**EXERCISE TASK:** Determine how many lines in these records hold "oblasti". Only the number is wanted.
§
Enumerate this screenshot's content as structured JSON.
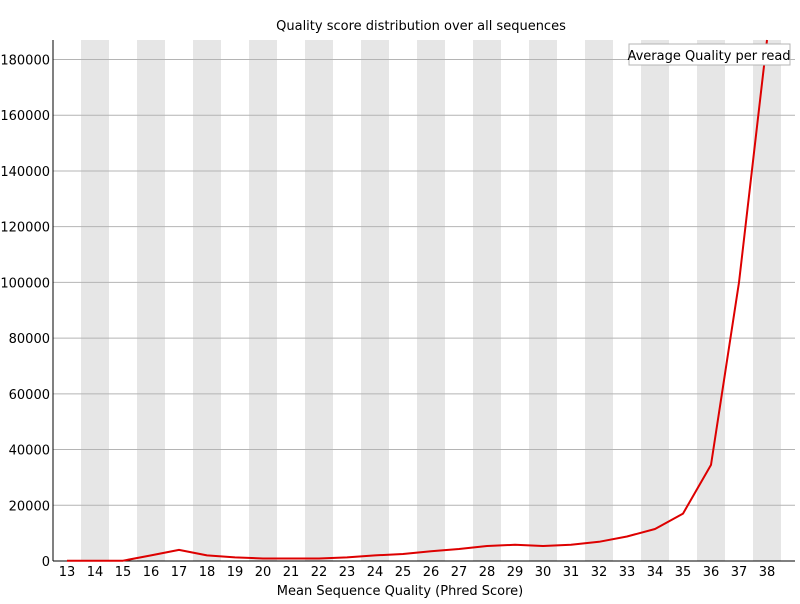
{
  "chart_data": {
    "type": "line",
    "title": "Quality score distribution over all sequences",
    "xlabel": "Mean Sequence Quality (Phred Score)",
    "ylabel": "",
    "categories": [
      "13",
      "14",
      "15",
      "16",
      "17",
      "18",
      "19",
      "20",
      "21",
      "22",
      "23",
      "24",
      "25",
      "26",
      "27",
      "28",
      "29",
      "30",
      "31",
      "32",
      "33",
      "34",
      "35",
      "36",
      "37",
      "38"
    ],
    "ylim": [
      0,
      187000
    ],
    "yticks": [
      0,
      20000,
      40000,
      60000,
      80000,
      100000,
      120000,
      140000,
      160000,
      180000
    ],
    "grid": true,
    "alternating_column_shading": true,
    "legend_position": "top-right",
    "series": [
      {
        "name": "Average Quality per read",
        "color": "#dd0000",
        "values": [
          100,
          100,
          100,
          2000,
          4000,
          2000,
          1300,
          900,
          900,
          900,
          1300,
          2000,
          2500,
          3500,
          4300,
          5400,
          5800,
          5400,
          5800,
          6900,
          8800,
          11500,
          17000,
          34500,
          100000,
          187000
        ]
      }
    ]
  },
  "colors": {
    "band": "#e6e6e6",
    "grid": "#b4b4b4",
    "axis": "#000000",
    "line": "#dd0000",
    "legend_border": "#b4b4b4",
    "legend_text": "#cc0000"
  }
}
§
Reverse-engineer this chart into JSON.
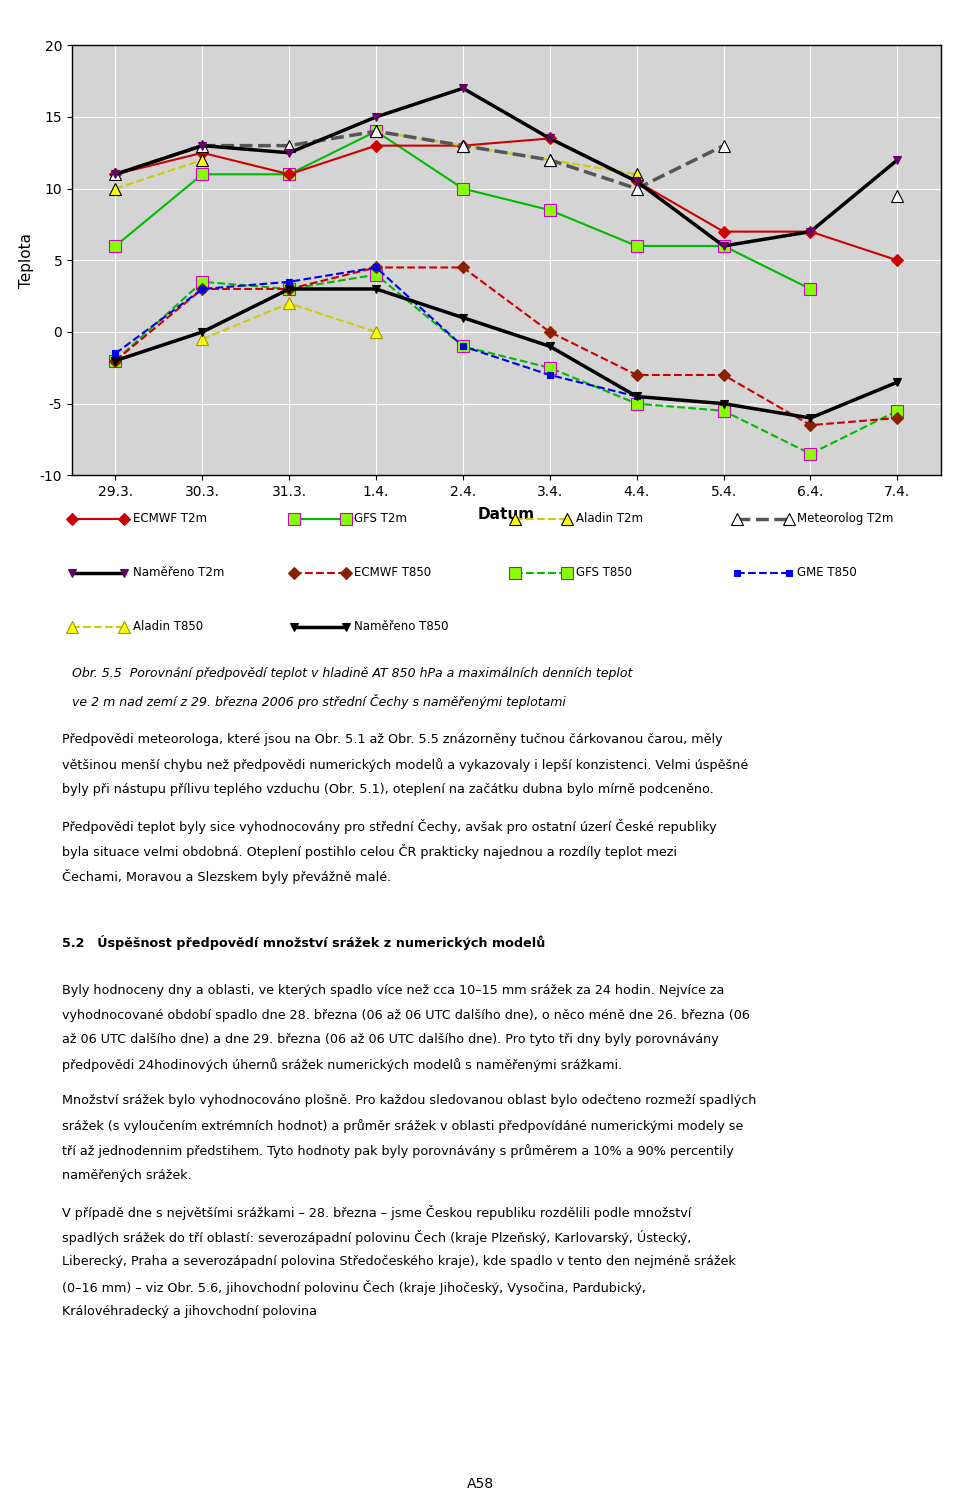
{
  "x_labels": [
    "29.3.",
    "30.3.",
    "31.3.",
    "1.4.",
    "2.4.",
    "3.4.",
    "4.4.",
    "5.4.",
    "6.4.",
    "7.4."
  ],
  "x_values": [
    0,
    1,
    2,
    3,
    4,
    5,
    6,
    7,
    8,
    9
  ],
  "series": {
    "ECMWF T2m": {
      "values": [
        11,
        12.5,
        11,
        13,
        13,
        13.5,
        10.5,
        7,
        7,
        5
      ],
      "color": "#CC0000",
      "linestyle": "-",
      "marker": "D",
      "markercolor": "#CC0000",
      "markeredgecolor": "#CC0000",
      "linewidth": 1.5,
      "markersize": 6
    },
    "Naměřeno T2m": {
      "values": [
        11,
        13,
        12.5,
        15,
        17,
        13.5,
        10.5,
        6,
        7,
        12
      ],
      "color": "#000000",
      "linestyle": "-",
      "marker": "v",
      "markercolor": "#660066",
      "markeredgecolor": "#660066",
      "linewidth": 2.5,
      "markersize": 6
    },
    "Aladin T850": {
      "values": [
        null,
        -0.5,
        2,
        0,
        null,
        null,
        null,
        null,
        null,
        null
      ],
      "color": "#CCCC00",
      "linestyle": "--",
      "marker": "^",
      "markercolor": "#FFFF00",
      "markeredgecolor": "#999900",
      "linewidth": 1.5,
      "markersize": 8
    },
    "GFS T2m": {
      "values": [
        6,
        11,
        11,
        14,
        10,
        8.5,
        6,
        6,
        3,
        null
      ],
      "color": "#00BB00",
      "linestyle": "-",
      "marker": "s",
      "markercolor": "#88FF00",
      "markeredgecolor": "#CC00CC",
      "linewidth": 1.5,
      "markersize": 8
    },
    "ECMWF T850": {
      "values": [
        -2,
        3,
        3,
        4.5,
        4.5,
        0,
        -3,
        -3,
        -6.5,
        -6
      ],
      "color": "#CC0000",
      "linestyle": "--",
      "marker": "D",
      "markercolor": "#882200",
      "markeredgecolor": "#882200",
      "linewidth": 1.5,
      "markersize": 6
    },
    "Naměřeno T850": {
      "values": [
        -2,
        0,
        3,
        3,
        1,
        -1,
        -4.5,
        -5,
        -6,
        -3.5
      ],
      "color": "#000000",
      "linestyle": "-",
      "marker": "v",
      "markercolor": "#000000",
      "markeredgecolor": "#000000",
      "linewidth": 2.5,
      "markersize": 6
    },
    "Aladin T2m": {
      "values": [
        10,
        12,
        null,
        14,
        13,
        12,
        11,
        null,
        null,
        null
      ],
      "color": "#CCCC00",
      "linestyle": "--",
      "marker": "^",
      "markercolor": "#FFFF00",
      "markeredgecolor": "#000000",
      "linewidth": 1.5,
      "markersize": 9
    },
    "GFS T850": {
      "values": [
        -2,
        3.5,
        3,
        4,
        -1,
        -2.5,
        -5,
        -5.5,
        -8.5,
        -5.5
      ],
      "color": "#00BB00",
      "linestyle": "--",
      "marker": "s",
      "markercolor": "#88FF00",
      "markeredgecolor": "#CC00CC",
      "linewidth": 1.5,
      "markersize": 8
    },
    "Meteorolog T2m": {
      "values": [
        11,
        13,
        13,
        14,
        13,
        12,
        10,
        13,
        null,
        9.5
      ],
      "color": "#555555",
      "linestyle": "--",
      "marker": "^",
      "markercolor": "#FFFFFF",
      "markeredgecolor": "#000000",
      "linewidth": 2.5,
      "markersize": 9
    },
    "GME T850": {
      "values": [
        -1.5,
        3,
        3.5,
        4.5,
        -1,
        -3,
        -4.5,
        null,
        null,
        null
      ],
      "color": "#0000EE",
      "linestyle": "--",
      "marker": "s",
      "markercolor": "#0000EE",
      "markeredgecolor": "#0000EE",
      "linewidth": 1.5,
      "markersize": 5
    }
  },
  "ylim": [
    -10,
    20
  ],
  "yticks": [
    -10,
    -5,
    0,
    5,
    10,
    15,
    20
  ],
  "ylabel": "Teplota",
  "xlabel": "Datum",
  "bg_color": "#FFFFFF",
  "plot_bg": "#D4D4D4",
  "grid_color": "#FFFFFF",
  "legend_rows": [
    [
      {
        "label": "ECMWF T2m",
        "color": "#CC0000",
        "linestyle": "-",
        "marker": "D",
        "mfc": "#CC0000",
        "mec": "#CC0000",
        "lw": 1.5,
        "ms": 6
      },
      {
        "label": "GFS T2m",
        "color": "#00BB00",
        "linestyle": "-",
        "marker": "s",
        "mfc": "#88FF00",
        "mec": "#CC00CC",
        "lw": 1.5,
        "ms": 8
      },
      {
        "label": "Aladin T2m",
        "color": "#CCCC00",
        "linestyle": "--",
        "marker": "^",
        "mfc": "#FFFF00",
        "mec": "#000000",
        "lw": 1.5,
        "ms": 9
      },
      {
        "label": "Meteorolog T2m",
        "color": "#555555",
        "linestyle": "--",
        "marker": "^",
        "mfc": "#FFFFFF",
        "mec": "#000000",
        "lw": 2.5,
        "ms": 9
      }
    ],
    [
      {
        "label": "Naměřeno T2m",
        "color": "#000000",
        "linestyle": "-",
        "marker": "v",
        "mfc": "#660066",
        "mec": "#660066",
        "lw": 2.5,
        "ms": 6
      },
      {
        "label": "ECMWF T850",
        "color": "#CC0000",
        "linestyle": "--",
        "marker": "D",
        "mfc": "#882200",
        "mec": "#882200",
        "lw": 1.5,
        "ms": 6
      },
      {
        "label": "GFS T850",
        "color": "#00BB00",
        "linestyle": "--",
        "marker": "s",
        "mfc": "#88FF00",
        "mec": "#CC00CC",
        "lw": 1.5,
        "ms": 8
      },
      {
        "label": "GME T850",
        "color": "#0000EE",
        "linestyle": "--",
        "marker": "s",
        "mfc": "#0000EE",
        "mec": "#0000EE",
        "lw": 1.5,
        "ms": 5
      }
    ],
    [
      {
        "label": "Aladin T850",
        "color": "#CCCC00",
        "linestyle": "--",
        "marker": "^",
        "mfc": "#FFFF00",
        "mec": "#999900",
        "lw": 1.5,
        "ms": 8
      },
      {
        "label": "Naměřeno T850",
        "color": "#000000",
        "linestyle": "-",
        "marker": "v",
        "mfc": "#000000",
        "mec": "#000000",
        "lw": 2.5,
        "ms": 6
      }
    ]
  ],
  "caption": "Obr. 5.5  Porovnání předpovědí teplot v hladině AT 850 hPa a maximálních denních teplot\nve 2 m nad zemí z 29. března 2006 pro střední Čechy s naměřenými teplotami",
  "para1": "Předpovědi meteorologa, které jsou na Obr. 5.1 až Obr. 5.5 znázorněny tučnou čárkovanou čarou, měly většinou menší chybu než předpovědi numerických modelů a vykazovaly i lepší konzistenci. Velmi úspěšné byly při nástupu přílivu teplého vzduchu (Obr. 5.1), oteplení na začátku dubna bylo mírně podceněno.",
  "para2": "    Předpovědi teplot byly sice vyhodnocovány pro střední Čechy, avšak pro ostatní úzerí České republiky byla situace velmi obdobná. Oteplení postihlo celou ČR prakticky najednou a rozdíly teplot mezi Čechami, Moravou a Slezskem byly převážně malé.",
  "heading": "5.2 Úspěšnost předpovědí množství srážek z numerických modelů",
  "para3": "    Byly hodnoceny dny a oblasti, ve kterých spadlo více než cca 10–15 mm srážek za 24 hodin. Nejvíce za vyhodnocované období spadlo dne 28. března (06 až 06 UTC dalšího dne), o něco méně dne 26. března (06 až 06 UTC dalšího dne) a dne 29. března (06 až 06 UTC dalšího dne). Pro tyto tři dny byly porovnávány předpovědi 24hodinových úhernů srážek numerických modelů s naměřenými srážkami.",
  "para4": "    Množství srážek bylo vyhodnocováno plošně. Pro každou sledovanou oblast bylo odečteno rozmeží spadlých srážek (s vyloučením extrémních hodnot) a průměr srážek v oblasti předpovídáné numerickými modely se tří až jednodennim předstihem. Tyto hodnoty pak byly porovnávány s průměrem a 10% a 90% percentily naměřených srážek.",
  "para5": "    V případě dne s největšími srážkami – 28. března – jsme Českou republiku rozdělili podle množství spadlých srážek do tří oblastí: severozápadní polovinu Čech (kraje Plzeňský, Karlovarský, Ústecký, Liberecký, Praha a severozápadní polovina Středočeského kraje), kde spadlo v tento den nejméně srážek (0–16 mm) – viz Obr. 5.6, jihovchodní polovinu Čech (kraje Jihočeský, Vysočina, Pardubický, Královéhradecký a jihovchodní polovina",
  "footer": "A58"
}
§
**REPLY:** 2